▶ Ziel der Aufgabe:
Welche Funktion muss laut der Antwort im Forenthread zum WLAN-Zugriff unter Vista unten aktiviert werden?

▶ Ausgewählter Auszug:
◇ ◇ ◇

# Wlan zugriff auf anderes Notebook (Vista)



## dg87 (20. Januar 2008)

Hallo,

Ich und mein Freund sitzen grad beide mit einem Laptop da und wollen Daten austauschen. Wenn er auf Geräte anzeigen macht sieht er meinen Laptop und ich kann seinen sehen. Er kann dann mein Laptop anklicken und wird aufgefordert, Benutzername und Kennwort einzugeben. Funktioniert auch wunderbar.
Nur wenn ich seinen Laptop anklicken will und darauf zugreifen will kommt nach langem Laden eine Fehlermeldung, dass es nicht geht und ein Ping gesendet wurde der aber nicht anwortet.

Was kann denn alles an Einstellungen fehlen, damit ich auch Benutzername und Kennwort bei ihm eingeben kann?
Bitte um Hilfe, es handelt sich um Vista.

Danke im voraus


----------



## Raubkopierer (20. Januar 2008)

Im Netzwerke- und Verbindungen (oder so ähnlich) musst du die Dateifreigabe etc. aktivieren.
Ich kann nachher auf meinem Vista nochmal genauer nachschaun... aber ich nutze verständlicherweise lieber mein Ubuntu und Vista nur zum Zocken wenn etwas in Wine nicht läuft </off-topic>


----------

◇ ◇ ◇

▶ Gespeicherte Daten:
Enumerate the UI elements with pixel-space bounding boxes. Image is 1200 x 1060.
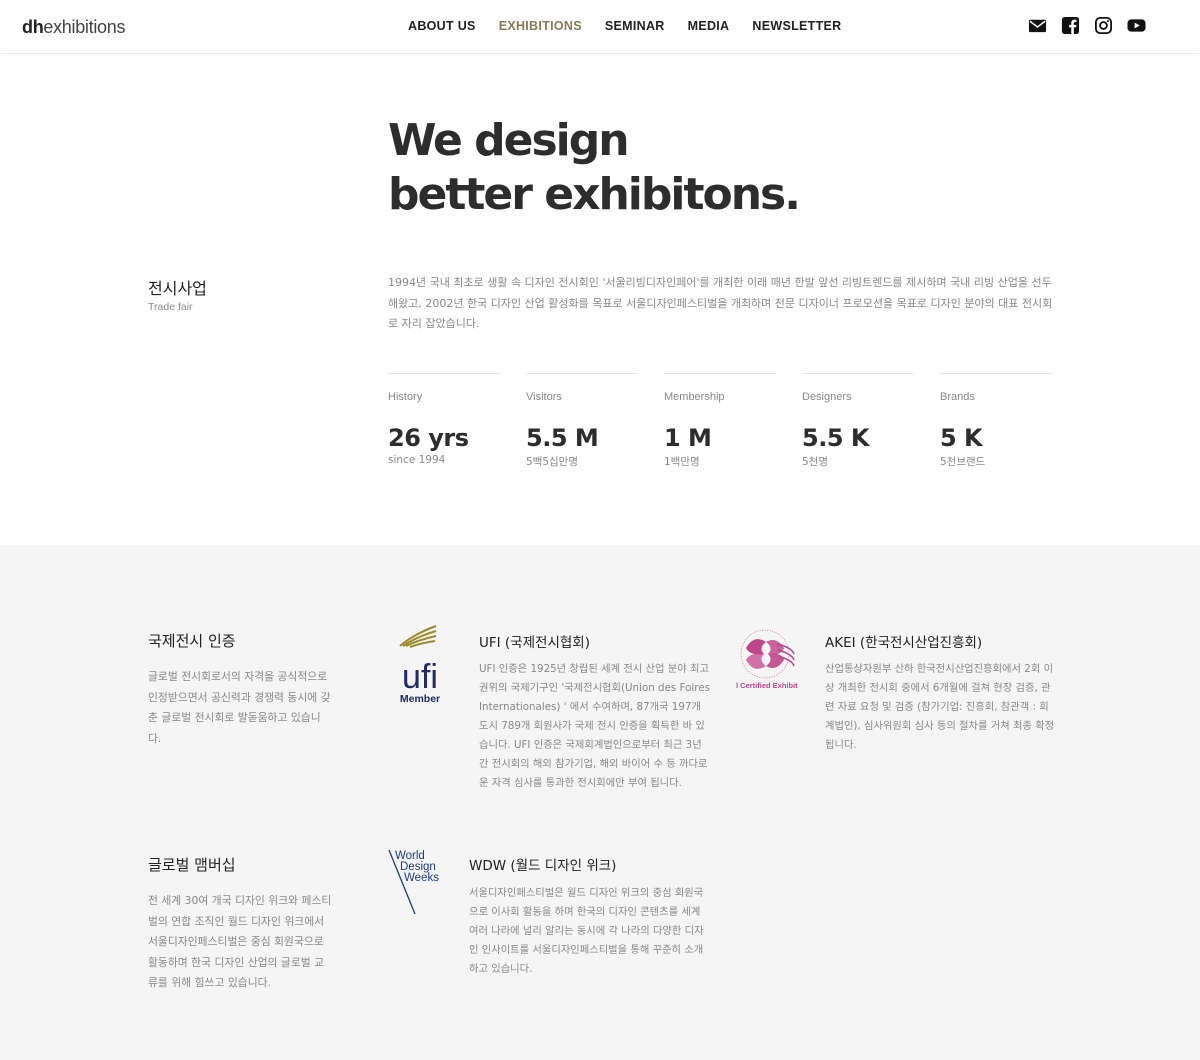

◇ ◇ ◇

▶ Lösung:
Die Dateifreigabe, und zwar unter „Netzwerke- und Verbindungen“.